■ Goal ■
Reproduce all of the data exactly.

======

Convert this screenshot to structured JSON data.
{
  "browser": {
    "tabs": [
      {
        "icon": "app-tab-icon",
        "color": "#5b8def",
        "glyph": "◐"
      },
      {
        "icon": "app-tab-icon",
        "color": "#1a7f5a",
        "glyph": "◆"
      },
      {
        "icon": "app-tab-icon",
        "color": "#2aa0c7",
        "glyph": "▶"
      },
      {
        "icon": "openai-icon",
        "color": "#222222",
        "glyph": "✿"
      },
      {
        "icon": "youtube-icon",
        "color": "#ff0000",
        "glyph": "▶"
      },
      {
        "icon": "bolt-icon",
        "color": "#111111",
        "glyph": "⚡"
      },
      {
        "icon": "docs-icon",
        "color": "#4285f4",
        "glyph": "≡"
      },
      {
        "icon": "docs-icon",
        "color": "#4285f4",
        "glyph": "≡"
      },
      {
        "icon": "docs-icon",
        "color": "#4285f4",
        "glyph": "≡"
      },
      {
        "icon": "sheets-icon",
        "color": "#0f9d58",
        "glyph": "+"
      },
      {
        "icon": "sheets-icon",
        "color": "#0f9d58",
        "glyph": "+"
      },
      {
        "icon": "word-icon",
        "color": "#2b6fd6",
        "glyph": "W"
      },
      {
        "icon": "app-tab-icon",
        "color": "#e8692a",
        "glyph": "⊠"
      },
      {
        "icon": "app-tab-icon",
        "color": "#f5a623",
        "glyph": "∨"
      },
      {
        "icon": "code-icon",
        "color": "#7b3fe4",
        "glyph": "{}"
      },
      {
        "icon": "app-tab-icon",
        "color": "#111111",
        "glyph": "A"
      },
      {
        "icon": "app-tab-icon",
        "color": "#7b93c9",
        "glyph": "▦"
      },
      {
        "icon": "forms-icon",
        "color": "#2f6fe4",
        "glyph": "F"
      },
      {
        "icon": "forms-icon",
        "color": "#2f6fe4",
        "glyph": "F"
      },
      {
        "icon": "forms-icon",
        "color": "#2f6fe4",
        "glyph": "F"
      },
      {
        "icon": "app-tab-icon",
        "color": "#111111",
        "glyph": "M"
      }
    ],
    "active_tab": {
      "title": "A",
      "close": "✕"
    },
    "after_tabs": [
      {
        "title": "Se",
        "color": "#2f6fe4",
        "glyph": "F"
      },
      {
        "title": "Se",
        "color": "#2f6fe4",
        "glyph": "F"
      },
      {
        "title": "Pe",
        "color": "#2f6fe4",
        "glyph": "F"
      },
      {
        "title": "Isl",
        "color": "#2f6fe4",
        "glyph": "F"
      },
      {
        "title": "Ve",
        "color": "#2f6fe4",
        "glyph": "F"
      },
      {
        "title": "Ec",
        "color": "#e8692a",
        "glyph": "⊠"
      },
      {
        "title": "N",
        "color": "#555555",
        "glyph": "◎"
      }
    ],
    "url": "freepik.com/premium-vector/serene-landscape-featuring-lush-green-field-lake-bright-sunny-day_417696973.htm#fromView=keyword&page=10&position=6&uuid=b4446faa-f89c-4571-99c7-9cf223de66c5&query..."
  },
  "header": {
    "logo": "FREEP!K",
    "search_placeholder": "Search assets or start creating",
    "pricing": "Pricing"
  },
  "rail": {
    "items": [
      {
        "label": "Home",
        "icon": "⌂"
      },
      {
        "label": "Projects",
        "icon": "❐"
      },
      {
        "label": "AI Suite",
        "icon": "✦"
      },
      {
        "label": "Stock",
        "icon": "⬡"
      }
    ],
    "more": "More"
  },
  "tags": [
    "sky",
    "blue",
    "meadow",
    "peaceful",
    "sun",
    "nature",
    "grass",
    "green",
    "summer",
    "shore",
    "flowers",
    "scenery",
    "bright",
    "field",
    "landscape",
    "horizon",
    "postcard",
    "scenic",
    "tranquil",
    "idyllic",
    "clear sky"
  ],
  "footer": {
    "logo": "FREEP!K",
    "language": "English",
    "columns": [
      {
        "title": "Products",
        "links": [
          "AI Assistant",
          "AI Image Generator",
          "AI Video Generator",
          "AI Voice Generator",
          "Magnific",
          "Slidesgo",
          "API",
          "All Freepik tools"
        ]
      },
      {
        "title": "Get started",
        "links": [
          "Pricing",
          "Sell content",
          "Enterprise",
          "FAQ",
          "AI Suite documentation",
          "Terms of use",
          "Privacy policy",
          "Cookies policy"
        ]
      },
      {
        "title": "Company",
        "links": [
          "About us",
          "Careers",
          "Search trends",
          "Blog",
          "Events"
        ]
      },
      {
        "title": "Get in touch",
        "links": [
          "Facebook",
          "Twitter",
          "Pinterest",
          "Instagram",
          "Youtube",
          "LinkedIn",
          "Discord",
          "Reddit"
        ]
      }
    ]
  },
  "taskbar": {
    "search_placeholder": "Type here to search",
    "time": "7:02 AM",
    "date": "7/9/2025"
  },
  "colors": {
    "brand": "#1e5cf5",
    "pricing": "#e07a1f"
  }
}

======

■ Response to the task ■
Convert this screenshot to structured JSON data.
{
  "browser": {
    "tabs": [
      {
        "icon": "app-tab-icon",
        "color": "#5b8def",
        "glyph": "◐"
      },
      {
        "icon": "app-tab-icon",
        "color": "#1a7f5a",
        "glyph": "◆"
      },
      {
        "icon": "app-tab-icon",
        "color": "#2aa0c7",
        "glyph": "▶"
      },
      {
        "icon": "openai-icon",
        "color": "#222222",
        "glyph": "✿"
      },
      {
        "icon": "youtube-icon",
        "color": "#ff0000",
        "glyph": "▶"
      },
      {
        "icon": "bolt-icon",
        "color": "#111111",
        "glyph": "⚡"
      },
      {
        "icon": "docs-icon",
        "color": "#4285f4",
        "glyph": "≡"
      },
      {
        "icon": "docs-icon",
        "color": "#4285f4",
        "glyph": "≡"
      },
      {
        "icon": "docs-icon",
        "color": "#4285f4",
        "glyph": "≡"
      },
      {
        "icon": "sheets-icon",
        "color": "#0f9d58",
        "glyph": "+"
      },
      {
        "icon": "sheets-icon",
        "color": "#0f9d58",
        "glyph": "+"
      },
      {
        "icon": "word-icon",
        "color": "#2b6fd6",
        "glyph": "W"
      },
      {
        "icon": "app-tab-icon",
        "color": "#e8692a",
        "glyph": "⊠"
      },
      {
        "icon": "app-tab-icon",
        "color": "#f5a623",
        "glyph": "∨"
      },
      {
        "icon": "code-icon",
        "color": "#7b3fe4",
        "glyph": "{}"
      },
      {
        "icon": "app-tab-icon",
        "color": "#111111",
        "glyph": "A"
      },
      {
        "icon": "app-tab-icon",
        "color": "#7b93c9",
        "glyph": "▦"
      },
      {
        "icon": "forms-icon",
        "color": "#2f6fe4",
        "glyph": "F"
      },
      {
        "icon": "forms-icon",
        "color": "#2f6fe4",
        "glyph": "F"
      },
      {
        "icon": "forms-icon",
        "color": "#2f6fe4",
        "glyph": "F"
      },
      {
        "icon": "app-tab-icon",
        "color": "#111111",
        "glyph": "M"
      }
    ],
    "active_tab": {
      "title": "A",
      "close": "✕"
    },
    "after_tabs": [
      {
        "title": "Se",
        "color": "#2f6fe4",
        "glyph": "F"
      },
      {
        "title": "Se",
        "color": "#2f6fe4",
        "glyph": "F"
      },
      {
        "title": "Pe",
        "color": "#2f6fe4",
        "glyph": "F"
      },
      {
        "title": "Isl",
        "color": "#2f6fe4",
        "glyph": "F"
      },
      {
        "title": "Ve",
        "color": "#2f6fe4",
        "glyph": "F"
      },
      {
        "title": "Ec",
        "color": "#e8692a",
        "glyph": "⊠"
      },
      {
        "title": "N",
        "color": "#555555",
        "glyph": "◎"
      }
    ],
    "url": "freepik.com/premium-vector/serene-landscape-featuring-lush-green-field-lake-bright-sunny-day_417696973.htm#fromView=keyword&page=10&position=6&uuid=b4446faa-f89c-4571-99c7-9cf223de66c5&query..."
  },
  "header": {
    "logo": "FREEP!K",
    "search_placeholder": "Search assets or start creating",
    "pricing": "Pricing"
  },
  "rail": {
    "items": [
      {
        "label": "Home",
        "icon": "⌂"
      },
      {
        "label": "Projects",
        "icon": "❐"
      },
      {
        "label": "AI Suite",
        "icon": "✦"
      },
      {
        "label": "Stock",
        "icon": "⬡"
      }
    ],
    "more": "More"
  },
  "tags": [
    "sky",
    "blue",
    "meadow",
    "peaceful",
    "sun",
    "nature",
    "grass",
    "green",
    "summer",
    "shore",
    "flowers",
    "scenery",
    "bright",
    "field",
    "landscape",
    "horizon",
    "postcard",
    "scenic",
    "tranquil",
    "idyllic",
    "clear sky"
  ],
  "footer": {
    "logo": "FREEP!K",
    "language": "English",
    "columns": [
      {
        "title": "Products",
        "links": [
          "AI Assistant",
          "AI Image Generator",
          "AI Video Generator",
          "AI Voice Generator",
          "Magnific",
          "Slidesgo",
          "API",
          "All Freepik tools"
        ]
      },
      {
        "title": "Get started",
        "links": [
          "Pricing",
          "Sell content",
          "Enterprise",
          "FAQ",
          "AI Suite documentation",
          "Terms of use",
          "Privacy policy",
          "Cookies policy"
        ]
      },
      {
        "title": "Company",
        "links": [
          "About us",
          "Careers",
          "Search trends",
          "Blog",
          "Events"
        ]
      },
      {
        "title": "Get in touch",
        "links": [
          "Facebook",
          "Twitter",
          "Pinterest",
          "Instagram",
          "Youtube",
          "LinkedIn",
          "Discord",
          "Reddit"
        ]
      }
    ]
  },
  "taskbar": {
    "search_placeholder": "Type here to search",
    "time": "7:02 AM",
    "date": "7/9/2025"
  },
  "colors": {
    "brand": "#1e5cf5",
    "pricing": "#e07a1f"
  }
}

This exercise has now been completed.